__What the task asks__
How many lines in the listing below include the word "贰万陆千元整"? Answer with the number and nothing else.

__Data for this task__
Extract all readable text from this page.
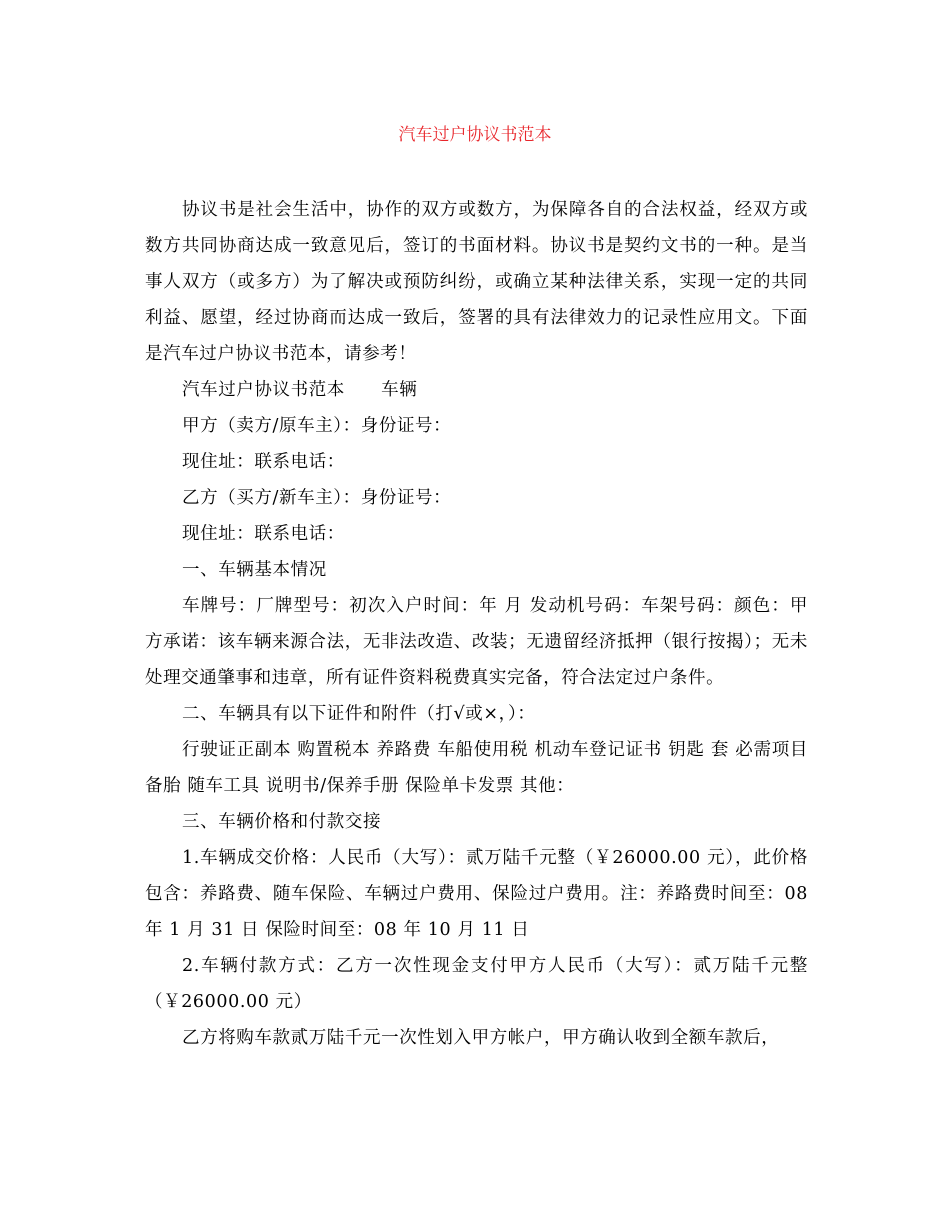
汽车过户协议书范本

协议书是社会生活中，协作的双方或数方，为保障各自的合法权益，经双方或数方共同协商达成一致意见后，签订的书面材料。协议书是契约文书的一种。是当事人双方（或多方）为了解决或预防纠纷，或确立某种法律关系，实现一定的共同利益、愿望，经过协商而达成一致后，签署的具有法律效力的记录性应用文。下面是汽车过户协议书范本，请参考！

汽车过户协议书范本　　车辆

甲方（卖方/原车主）：身份证号：

现住址：联系电话：

乙方（买方/新车主）：身份证号：

现住址：联系电话：

一、车辆基本情况

车牌号：厂牌型号：初次入户时间：年 月 发动机号码：车架号码：颜色：甲方承诺：该车辆来源合法，无非法改造、改装；无遗留经济抵押（银行按揭）；无未处理交通肇事和违章，所有证件资料税费真实完备，符合法定过户条件。

二、车辆具有以下证件和附件（打√或×，）：

行驶证正副本 购置税本 养路费 车船使用税 机动车登记证书 钥匙 套 必需项目 备胎 随车工具 说明书/保养手册 保险单卡发票 其他：

三、车辆价格和付款交接

1.车辆成交价格：人民币（大写）：贰万陆千元整（￥26000.00 元），此价格包含：养路费、随车保险、车辆过户费用、保险过户费用。注：养路费时间至：08 年 1 月 31 日 保险时间至：08 年 10 月 11 日

2.车辆付款方式：乙方一次性现金支付甲方人民币（大写）：贰万陆千元整（￥26000.00 元）

乙方将购车款贰万陆千元一次性划入甲方帐户，甲方确认收到全额车款后，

__Answer to the exercise__
2